* BEGIN Data supplied *

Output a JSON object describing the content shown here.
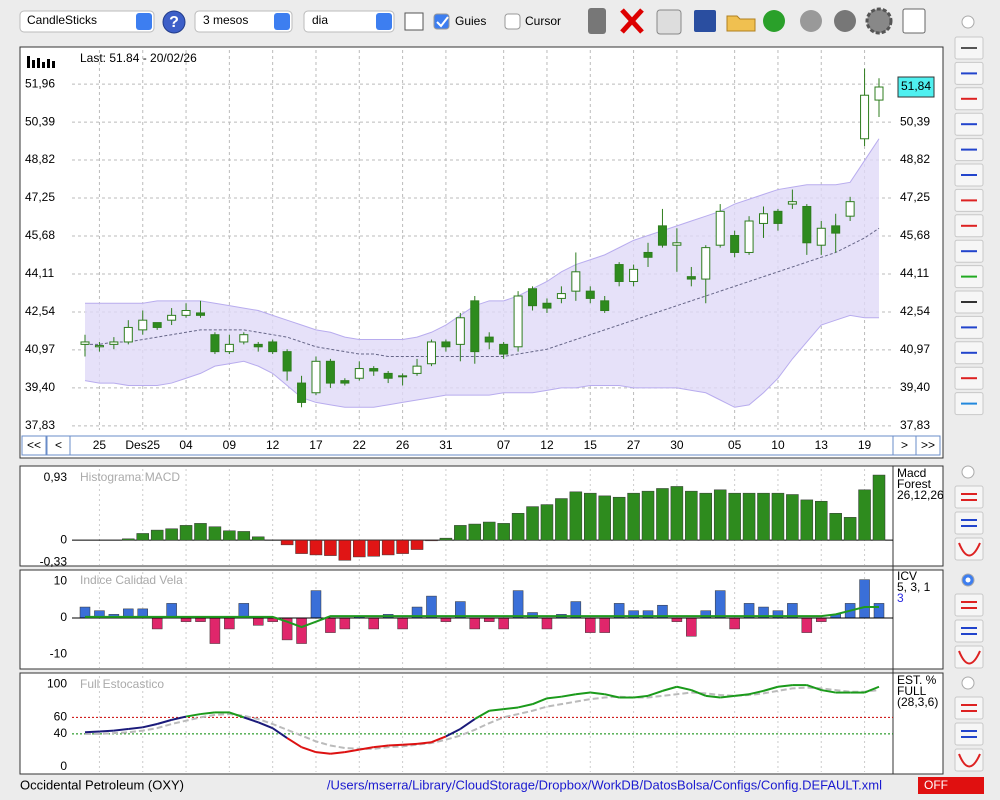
{
  "toolbar": {
    "chart_type": "CandleSticks",
    "period": "3 mesos",
    "interval": "dia",
    "guides_label": "Guies",
    "guides_checked": true,
    "cursor_label": "Cursor",
    "cursor_checked": false
  },
  "price_chart": {
    "type": "candlestick",
    "last_label": "Last: 51.84 - 20/02/26",
    "last_value_label": "51,84",
    "ylim": [
      37.66,
      53.37
    ],
    "yticks": [
      {
        "value": 51.96,
        "label": "51,96"
      },
      {
        "value": 50.39,
        "label": "50,39"
      },
      {
        "value": 48.82,
        "label": "48,82"
      },
      {
        "value": 47.25,
        "label": "47,25"
      },
      {
        "value": 45.68,
        "label": "45,68"
      },
      {
        "value": 44.11,
        "label": "44,11"
      },
      {
        "value": 42.54,
        "label": "42,54"
      },
      {
        "value": 40.97,
        "label": "40,97"
      },
      {
        "value": 39.4,
        "label": "39,40"
      },
      {
        "value": 37.83,
        "label": "37,83"
      }
    ],
    "dates": [
      null,
      "25",
      null,
      null,
      "Des25",
      null,
      null,
      "04",
      null,
      null,
      "09",
      null,
      null,
      "12",
      null,
      null,
      "17",
      null,
      null,
      "22",
      null,
      null,
      "26",
      null,
      null,
      "31",
      null,
      null,
      null,
      "07",
      null,
      null,
      "12",
      null,
      null,
      "15",
      null,
      null,
      "27",
      null,
      null,
      "30",
      null,
      null,
      null,
      "05",
      null,
      null,
      "10",
      null,
      null,
      "13",
      null,
      null,
      "19",
      null
    ],
    "nav": [
      "<<",
      "<",
      ">",
      ">>"
    ],
    "up_color": "#ffffff",
    "down_color": "#2e8b1e",
    "edge_color": "#2e7d1e",
    "open": [
      41.2,
      41.1,
      41.2,
      41.3,
      41.8,
      42.1,
      42.2,
      42.4,
      42.5,
      41.6,
      40.9,
      41.3,
      41.2,
      41.3,
      40.9,
      39.6,
      39.2,
      40.5,
      39.7,
      39.8,
      40.2,
      40.0,
      39.9,
      40.0,
      40.4,
      41.3,
      41.2,
      43.0,
      41.5,
      41.2,
      41.1,
      43.5,
      42.9,
      43.1,
      43.4,
      43.4,
      43.0,
      44.5,
      43.8,
      45.0,
      46.1,
      45.3,
      44.0,
      43.9,
      45.3,
      45.7,
      45.0,
      46.2,
      46.7,
      47.0,
      46.9,
      45.3,
      46.1,
      46.5,
      49.7,
      51.3
    ],
    "high": [
      41.6,
      41.3,
      41.5,
      42.2,
      42.6,
      42.1,
      42.7,
      42.9,
      43.0,
      41.7,
      41.6,
      41.7,
      41.3,
      41.4,
      41.0,
      39.9,
      40.7,
      40.6,
      39.8,
      40.5,
      40.3,
      40.1,
      40.0,
      40.6,
      41.4,
      41.4,
      42.5,
      43.2,
      41.7,
      41.3,
      43.4,
      43.6,
      43.1,
      43.6,
      45.0,
      43.6,
      43.2,
      44.6,
      44.5,
      45.4,
      46.8,
      46.0,
      44.4,
      45.3,
      47.0,
      45.9,
      46.5,
      46.9,
      46.8,
      47.6,
      47.0,
      46.3,
      46.6,
      47.3,
      52.6,
      52.2
    ],
    "low": [
      40.7,
      40.9,
      41.0,
      41.2,
      41.6,
      41.8,
      42.0,
      42.3,
      42.3,
      40.8,
      40.8,
      41.2,
      40.9,
      40.8,
      39.7,
      38.6,
      39.1,
      39.4,
      39.5,
      39.7,
      39.9,
      39.6,
      39.5,
      39.9,
      40.3,
      40.9,
      40.5,
      40.4,
      41.0,
      40.6,
      40.9,
      42.6,
      42.5,
      42.9,
      43.0,
      42.9,
      42.5,
      43.6,
      43.6,
      44.4,
      45.2,
      44.2,
      43.6,
      42.9,
      45.2,
      44.8,
      44.9,
      45.6,
      45.9,
      46.8,
      44.9,
      44.9,
      45.0,
      46.3,
      49.4,
      50.6
    ],
    "close": [
      41.3,
      41.15,
      41.3,
      41.9,
      42.2,
      41.9,
      42.4,
      42.6,
      42.4,
      40.9,
      41.2,
      41.6,
      41.1,
      40.9,
      40.1,
      38.8,
      40.5,
      39.6,
      39.6,
      40.2,
      40.1,
      39.8,
      39.9,
      40.3,
      41.3,
      41.1,
      42.3,
      40.9,
      41.3,
      40.8,
      43.2,
      42.8,
      42.7,
      43.3,
      44.2,
      43.1,
      42.6,
      43.8,
      44.3,
      44.8,
      45.3,
      45.4,
      43.9,
      45.2,
      46.7,
      45.0,
      46.3,
      46.6,
      46.2,
      47.1,
      45.4,
      46.0,
      45.8,
      47.1,
      51.5,
      51.84
    ],
    "bands": {
      "fill": "#e0d9f8",
      "line": "#b8acee",
      "ma_color": "#666688",
      "upper": [
        42.9,
        42.9,
        42.9,
        42.9,
        42.9,
        43.0,
        43.0,
        43.0,
        43.0,
        42.9,
        42.8,
        42.7,
        42.6,
        42.4,
        42.2,
        42.0,
        41.8,
        41.7,
        41.5,
        41.4,
        41.4,
        41.4,
        41.4,
        41.5,
        41.7,
        42.0,
        42.4,
        42.8,
        43.0,
        43.0,
        43.2,
        43.5,
        43.8,
        44.2,
        44.5,
        44.7,
        44.9,
        45.2,
        45.5,
        45.7,
        45.9,
        46.1,
        46.3,
        46.5,
        46.7,
        47.0,
        47.2,
        47.4,
        47.6,
        47.7,
        47.8,
        47.8,
        47.8,
        47.9,
        48.8,
        49.7
      ],
      "middle": [
        41.2,
        41.2,
        41.3,
        41.3,
        41.4,
        41.5,
        41.6,
        41.7,
        41.8,
        41.8,
        41.8,
        41.8,
        41.7,
        41.6,
        41.5,
        41.3,
        41.1,
        41.0,
        40.9,
        40.8,
        40.8,
        40.7,
        40.7,
        40.7,
        40.7,
        40.7,
        40.7,
        40.7,
        40.7,
        40.7,
        40.8,
        40.9,
        41.0,
        41.2,
        41.4,
        41.6,
        41.8,
        42.0,
        42.2,
        42.4,
        42.6,
        42.8,
        43.0,
        43.2,
        43.4,
        43.6,
        43.8,
        44.0,
        44.2,
        44.4,
        44.6,
        44.8,
        45.0,
        45.3,
        45.6,
        46.0
      ],
      "lower": [
        39.7,
        39.6,
        39.6,
        39.5,
        39.5,
        39.5,
        39.6,
        39.8,
        40.0,
        40.3,
        40.4,
        40.5,
        40.3,
        40.0,
        39.5,
        39.0,
        38.8,
        38.7,
        38.6,
        38.6,
        38.6,
        38.7,
        38.8,
        38.9,
        39.0,
        39.1,
        39.1,
        39.1,
        39.1,
        39.2,
        39.2,
        39.2,
        39.3,
        39.4,
        39.4,
        39.5,
        39.5,
        39.5,
        39.4,
        39.4,
        39.4,
        39.4,
        39.3,
        39.2,
        38.9,
        38.6,
        38.7,
        39.2,
        39.8,
        40.6,
        41.3,
        42.0,
        42.2,
        42.4,
        42.3,
        42.3
      ]
    }
  },
  "macd": {
    "type": "bar",
    "title": "Histograma MACD",
    "labels": [
      "Macd",
      "Forest",
      "26,12,26"
    ],
    "color": "#2e8b1e",
    "ylim": [
      -0.37,
      1.06
    ],
    "yticks": [
      {
        "value": 0.93,
        "label": "0,93"
      },
      0,
      {
        "value": -0.33,
        "label": "-0,33"
      }
    ],
    "values": [
      0,
      0,
      0,
      0.02,
      0.1,
      0.15,
      0.17,
      0.22,
      0.25,
      0.2,
      0.14,
      0.13,
      0.05,
      0,
      -0.07,
      -0.2,
      -0.22,
      -0.23,
      -0.3,
      -0.25,
      -0.24,
      -0.22,
      -0.2,
      -0.14,
      -0.01,
      0.03,
      0.22,
      0.24,
      0.27,
      0.25,
      0.4,
      0.5,
      0.53,
      0.62,
      0.72,
      0.7,
      0.66,
      0.64,
      0.7,
      0.73,
      0.77,
      0.8,
      0.73,
      0.7,
      0.75,
      0.7,
      0.7,
      0.7,
      0.7,
      0.68,
      0.6,
      0.58,
      0.4,
      0.34,
      0.75,
      0.97
    ],
    "negative_color": "#e01515"
  },
  "icv": {
    "type": "bar",
    "title": "Indice Calidad Vela",
    "labels": [
      "ICV",
      "5, 3, 1",
      "3"
    ],
    "positive_color": "#3a6fd8",
    "negative_color": "#e0266b",
    "line_color": "#1f9a1f",
    "ylim": [
      -13.7,
      12.6
    ],
    "yticks": [
      10,
      0,
      -10
    ],
    "values": [
      3,
      2,
      1,
      2.5,
      2.5,
      -3,
      4,
      -1,
      -1,
      -7,
      -3,
      4,
      -2,
      -1,
      -6,
      -7,
      7.5,
      -4,
      -3,
      0.5,
      -3,
      1,
      -3,
      3,
      6,
      -1,
      4.5,
      -3,
      -1,
      -3,
      7.5,
      1.5,
      -3,
      1,
      4.5,
      -4,
      -4,
      4,
      2,
      2,
      3.5,
      -1,
      -5,
      2,
      7.5,
      -3,
      4,
      3,
      2,
      4,
      -4,
      -1,
      1,
      4,
      10.5,
      4
    ],
    "signal": [
      0.3,
      0.3,
      0.3,
      0.3,
      0.3,
      0.3,
      0.3,
      0.3,
      0.3,
      0.3,
      0.3,
      0.3,
      0.3,
      0.3,
      -1,
      -2.5,
      -1,
      0.5,
      0.5,
      0.5,
      0.5,
      0.5,
      0.5,
      0.5,
      0.5,
      0.5,
      0.5,
      0.5,
      0.5,
      0.5,
      0.5,
      0.5,
      0.5,
      0.5,
      0.5,
      0.5,
      0.5,
      0.5,
      0.5,
      0.5,
      0.5,
      0.5,
      0.5,
      0.5,
      0.5,
      0.5,
      0.5,
      0.5,
      0.5,
      0.5,
      0.5,
      0.5,
      1,
      2,
      3,
      3
    ]
  },
  "stochastic": {
    "type": "line",
    "title": "Full Estocastico",
    "labels": [
      "EST. %",
      "FULL",
      "(28,3,6)"
    ],
    "ylim": [
      -6,
      110
    ],
    "yticks": [
      100,
      60,
      40,
      0
    ],
    "tick_line_colors": [
      null,
      "#cc0000",
      "#008800",
      null
    ],
    "colors": {
      "high": "#1a9a1a",
      "mid": "#1a1a7a",
      "low": "#dd1111",
      "d": "#bbbbbb"
    },
    "k": [
      42,
      43,
      44,
      46,
      48,
      52,
      57,
      61,
      64,
      66,
      66,
      60,
      54,
      47,
      35,
      24,
      18,
      16,
      18,
      21,
      24,
      26,
      27,
      28,
      30,
      37,
      46,
      58,
      68,
      70,
      72,
      76,
      83,
      85,
      88,
      90,
      88,
      84,
      84,
      86,
      92,
      97,
      93,
      86,
      84,
      86,
      88,
      92,
      97,
      99,
      99,
      93,
      90,
      90,
      90,
      97
    ],
    "d": [
      40,
      40,
      41,
      42,
      44,
      47,
      52,
      56,
      60,
      63,
      64,
      62,
      58,
      52,
      45,
      38,
      31,
      26,
      23,
      22,
      22,
      24,
      25,
      27,
      29,
      33,
      38,
      45,
      53,
      60,
      64,
      68,
      73,
      76,
      79,
      82,
      84,
      85,
      84,
      84,
      86,
      88,
      90,
      89,
      87,
      86,
      87,
      89,
      92,
      95,
      96,
      95,
      93,
      91,
      91,
      93
    ]
  },
  "footer": {
    "company": "Occidental Petroleum (OXY)",
    "config_path": "/Users/mserra/Library/CloudStorage/Dropbox/WorkDB/DatosBolsa/Configs/Config.DEFAULT.xml",
    "status": "OFF"
  }
}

* END Data supplied *

• _Goal_
Copy each line from the records above that includes the string "title".

• _Answer to this exercise_
    "title": "Histograma MACD",
    "title": "Indice Calidad Vela",
    "title": "Full Estocastico",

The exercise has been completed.